» **JOB**:
Return the material below in full and exactly.

» **STORED DATA**:
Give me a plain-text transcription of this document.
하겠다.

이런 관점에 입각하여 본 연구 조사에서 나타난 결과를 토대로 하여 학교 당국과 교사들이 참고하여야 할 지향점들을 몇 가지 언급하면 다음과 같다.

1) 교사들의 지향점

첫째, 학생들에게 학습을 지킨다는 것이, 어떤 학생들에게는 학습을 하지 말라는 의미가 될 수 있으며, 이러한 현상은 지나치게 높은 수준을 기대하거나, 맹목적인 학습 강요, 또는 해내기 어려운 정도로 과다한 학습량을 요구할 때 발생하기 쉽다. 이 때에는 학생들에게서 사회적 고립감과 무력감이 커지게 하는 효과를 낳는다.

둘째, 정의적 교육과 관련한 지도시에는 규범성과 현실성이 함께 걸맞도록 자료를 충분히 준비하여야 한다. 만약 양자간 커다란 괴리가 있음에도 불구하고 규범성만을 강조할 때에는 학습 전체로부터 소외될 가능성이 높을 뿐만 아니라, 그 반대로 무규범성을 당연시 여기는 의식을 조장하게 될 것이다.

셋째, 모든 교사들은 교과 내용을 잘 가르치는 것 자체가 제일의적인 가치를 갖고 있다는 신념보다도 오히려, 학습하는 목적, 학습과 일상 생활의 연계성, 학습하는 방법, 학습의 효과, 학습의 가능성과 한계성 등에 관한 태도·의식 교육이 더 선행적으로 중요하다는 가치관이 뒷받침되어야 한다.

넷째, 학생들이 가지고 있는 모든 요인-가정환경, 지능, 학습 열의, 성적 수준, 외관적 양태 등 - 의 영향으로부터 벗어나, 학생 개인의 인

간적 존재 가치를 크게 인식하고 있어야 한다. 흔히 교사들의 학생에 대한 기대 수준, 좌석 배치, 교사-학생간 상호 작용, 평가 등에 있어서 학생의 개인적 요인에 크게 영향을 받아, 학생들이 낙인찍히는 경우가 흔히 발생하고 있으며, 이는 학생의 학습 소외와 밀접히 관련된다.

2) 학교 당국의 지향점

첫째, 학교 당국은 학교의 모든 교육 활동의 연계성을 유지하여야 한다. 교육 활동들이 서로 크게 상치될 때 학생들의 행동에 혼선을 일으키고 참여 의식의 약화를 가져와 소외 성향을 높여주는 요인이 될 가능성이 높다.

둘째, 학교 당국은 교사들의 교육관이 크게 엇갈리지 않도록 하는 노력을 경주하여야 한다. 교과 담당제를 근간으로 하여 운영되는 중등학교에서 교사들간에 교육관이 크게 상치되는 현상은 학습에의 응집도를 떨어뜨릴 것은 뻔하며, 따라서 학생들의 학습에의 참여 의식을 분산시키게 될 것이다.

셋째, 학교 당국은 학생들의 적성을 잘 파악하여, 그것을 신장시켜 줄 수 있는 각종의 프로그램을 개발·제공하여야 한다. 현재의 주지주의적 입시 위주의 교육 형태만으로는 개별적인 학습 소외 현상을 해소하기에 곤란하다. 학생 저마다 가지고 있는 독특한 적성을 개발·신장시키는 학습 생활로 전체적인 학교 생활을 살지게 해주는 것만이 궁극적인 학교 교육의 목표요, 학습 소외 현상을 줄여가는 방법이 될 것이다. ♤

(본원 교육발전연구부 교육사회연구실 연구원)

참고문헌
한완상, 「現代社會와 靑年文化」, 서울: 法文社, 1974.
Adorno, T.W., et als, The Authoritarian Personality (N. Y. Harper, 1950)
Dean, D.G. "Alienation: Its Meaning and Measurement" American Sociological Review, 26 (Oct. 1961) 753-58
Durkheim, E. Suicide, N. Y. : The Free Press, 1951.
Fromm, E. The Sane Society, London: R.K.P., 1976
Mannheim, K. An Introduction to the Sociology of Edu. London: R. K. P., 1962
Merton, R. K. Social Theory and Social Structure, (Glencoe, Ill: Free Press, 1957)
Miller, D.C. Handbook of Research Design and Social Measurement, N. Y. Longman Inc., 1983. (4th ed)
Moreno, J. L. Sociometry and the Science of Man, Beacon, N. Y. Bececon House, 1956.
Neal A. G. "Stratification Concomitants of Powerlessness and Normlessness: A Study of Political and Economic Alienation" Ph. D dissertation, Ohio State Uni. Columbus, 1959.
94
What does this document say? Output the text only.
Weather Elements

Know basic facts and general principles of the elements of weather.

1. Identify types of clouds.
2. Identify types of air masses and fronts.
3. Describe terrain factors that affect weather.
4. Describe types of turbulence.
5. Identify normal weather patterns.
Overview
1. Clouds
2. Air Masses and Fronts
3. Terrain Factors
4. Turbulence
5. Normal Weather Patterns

» **SOLUTION FOR THIS TASK**:
Give me a plain-text transcription of this document.
하겠다.

이런 관점에 입각하여 본 연구 조사에서 나타난 결과를 토대로 하여 학교 당국과 교사들이 참고하여야 할 지향점들을 몇 가지 언급하면 다음과 같다.

1) 교사들의 지향점

첫째, 학생들에게 학습을 지킨다는 것이, 어떤 학생들에게는 학습을 하지 말라는 의미가 될 수 있으며, 이러한 현상은 지나치게 높은 수준을 기대하거나, 맹목적인 학습 강요, 또는 해내기 어려운 정도로 과다한 학습량을 요구할 때 발생하기 쉽다. 이 때에는 학생들에게서 사회적 고립감과 무력감이 커지게 하는 효과를 낳는다.

둘째, 정의적 교육과 관련한 지도시에는 규범성과 현실성이 함께 걸맞도록 자료를 충분히 준비하여야 한다. 만약 양자간 커다란 괴리가 있음에도 불구하고 규범성만을 강조할 때에는 학습 전체로부터 소외될 가능성이 높을 뿐만 아니라, 그 반대로 무규범성을 당연시 여기는 의식을 조장하게 될 것이다.

셋째, 모든 교사들은 교과 내용을 잘 가르치는 것 자체가 제일의적인 가치를 갖고 있다는 신념보다도 오히려, 학습하는 목적, 학습과 일상 생활의 연계성, 학습하는 방법, 학습의 효과, 학습의 가능성과 한계성 등에 관한 태도·의식 교육이 더 선행적으로 중요하다는 가치관이 뒷받침되어야 한다.

넷째, 학생들이 가지고 있는 모든 요인-가정환경, 지능, 학습 열의, 성적 수준, 외관적 양태 등 - 의 영향으로부터 벗어나, 학생 개인의 인

간적 존재 가치를 크게 인식하고 있어야 한다. 흔히 교사들의 학생에 대한 기대 수준, 좌석 배치, 교사-학생간 상호 작용, 평가 등에 있어서 학생의 개인적 요인에 크게 영향을 받아, 학생들이 낙인찍히는 경우가 흔히 발생하고 있으며, 이는 학생의 학습 소외와 밀접히 관련된다.

2) 학교 당국의 지향점

첫째, 학교 당국은 학교의 모든 교육 활동의 연계성을 유지하여야 한다. 교육 활동들이 서로 크게 상치될 때 학생들의 행동에 혼선을 일으키고 참여 의식의 약화를 가져와 소외 성향을 높여주는 요인이 될 가능성이 높다.

둘째, 학교 당국은 교사들의 교육관이 크게 엇갈리지 않도록 하는 노력을 경주하여야 한다. 교과 담당제를 근간으로 하여 운영되는 중등학교에서 교사들간에 교육관이 크게 상치되는 현상은 학습에의 응집도를 떨어뜨릴 것은 뻔하며, 따라서 학생들의 학습에의 참여 의식을 분산시키게 될 것이다.

셋째, 학교 당국은 학생들의 적성을 잘 파악하여, 그것을 신장시켜 줄 수 있는 각종의 프로그램을 개발·제공하여야 한다. 현재의 주지주의적 입시 위주의 교육 형태만으로는 개별적인 학습 소외 현상을 해소하기에 곤란하다. 학생 저마다 가지고 있는 독특한 적성을 개발·신장시키는 학습 생활로 전체적인 학교 생활을 살지게 해주는 것만이 궁극적인 학교 교육의 목표요, 학습 소외 현상을 줄여가는 방법이 될 것이다. ♤

(본원 교육발전연구부 교육사회연구실 연구원)

참고문헌
한완상, 「現代社會와 靑年文化」, 서울: 法文社, 1974.
Adorno, T.W., et als, The Authoritarian Personality (N. Y. Harper, 1950)
Dean, D.G. "Alienation: Its Meaning and Measurement" American Sociological Review, 26 (Oct. 1961) 753-58
Durkheim, E. Suicide, N. Y. : The Free Press, 1951.
Fromm, E. The Sane Society, London: R.K.P., 1976
Mannheim, K. An Introduction to the Sociology of Edu. London: R. K. P., 1962
Merton, R. K. Social Theory and Social Structure, (Glencoe, Ill: Free Press, 1957)
Miller, D.C. Handbook of Research Design and Social Measurement, N. Y. Longman Inc., 1983. (4th ed)
Moreno, J. L. Sociometry and the Science of Man, Beacon, N. Y. Bececon House, 1956.
Neal A. G. "Stratification Concomitants of Powerlessness and Normlessness: A Study of Political and Economic Alienation" Ph. D dissertation, Ohio State Uni. Columbus, 1959.
94
What does this document say? Output the text only.
Weather Elements

Know basic facts and general principles of the elements of weather.

1. Identify types of clouds.
2. Identify types of air masses and fronts.
3. Describe terrain factors that affect weather.
4. Describe types of turbulence.
5. Identify normal weather patterns.
Overview
1. Clouds
2. Air Masses and Fronts
3. Terrain Factors
4. Turbulence
5. Normal Weather Patterns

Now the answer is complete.